■ **Exercise requirements**: Reproduce all of the data word for word.

━━━━━ Data shown ━━━━━

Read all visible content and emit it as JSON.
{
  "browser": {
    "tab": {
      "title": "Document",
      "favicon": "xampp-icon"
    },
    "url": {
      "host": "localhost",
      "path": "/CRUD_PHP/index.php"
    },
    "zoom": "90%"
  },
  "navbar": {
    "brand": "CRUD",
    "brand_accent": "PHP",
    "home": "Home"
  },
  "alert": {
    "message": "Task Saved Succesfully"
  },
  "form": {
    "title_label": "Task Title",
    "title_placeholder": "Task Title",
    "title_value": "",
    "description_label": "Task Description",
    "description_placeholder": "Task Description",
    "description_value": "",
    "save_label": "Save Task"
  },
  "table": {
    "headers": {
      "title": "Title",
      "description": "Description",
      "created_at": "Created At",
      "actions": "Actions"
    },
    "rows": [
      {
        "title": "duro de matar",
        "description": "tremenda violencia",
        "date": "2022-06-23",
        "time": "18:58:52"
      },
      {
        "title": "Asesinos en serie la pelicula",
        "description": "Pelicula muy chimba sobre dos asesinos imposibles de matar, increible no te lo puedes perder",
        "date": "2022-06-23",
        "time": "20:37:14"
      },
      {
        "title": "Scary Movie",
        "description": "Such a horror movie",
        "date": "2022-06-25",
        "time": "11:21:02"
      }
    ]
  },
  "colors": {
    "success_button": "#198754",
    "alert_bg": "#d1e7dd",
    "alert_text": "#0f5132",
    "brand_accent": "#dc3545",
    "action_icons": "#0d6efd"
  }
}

━━━━━

■ **Correct response**:
Read all visible content and emit it as JSON.
{
  "browser": {
    "tab": {
      "title": "Document",
      "favicon": "xampp-icon"
    },
    "url": {
      "host": "localhost",
      "path": "/CRUD_PHP/index.php"
    },
    "zoom": "90%"
  },
  "navbar": {
    "brand": "CRUD",
    "brand_accent": "PHP",
    "home": "Home"
  },
  "alert": {
    "message": "Task Saved Succesfully"
  },
  "form": {
    "title_label": "Task Title",
    "title_placeholder": "Task Title",
    "title_value": "",
    "description_label": "Task Description",
    "description_placeholder": "Task Description",
    "description_value": "",
    "save_label": "Save Task"
  },
  "table": {
    "headers": {
      "title": "Title",
      "description": "Description",
      "created_at": "Created At",
      "actions": "Actions"
    },
    "rows": [
      {
        "title": "duro de matar",
        "description": "tremenda violencia",
        "date": "2022-06-23",
        "time": "18:58:52"
      },
      {
        "title": "Asesinos en serie la pelicula",
        "description": "Pelicula muy chimba sobre dos asesinos imposibles de matar, increible no te lo puedes perder",
        "date": "2022-06-23",
        "time": "20:37:14"
      },
      {
        "title": "Scary Movie",
        "description": "Such a horror movie",
        "date": "2022-06-25",
        "time": "11:21:02"
      }
    ]
  },
  "colors": {
    "success_button": "#198754",
    "alert_bg": "#d1e7dd",
    "alert_text": "#0f5132",
    "brand_accent": "#dc3545",
    "action_icons": "#0d6efd"
  }
}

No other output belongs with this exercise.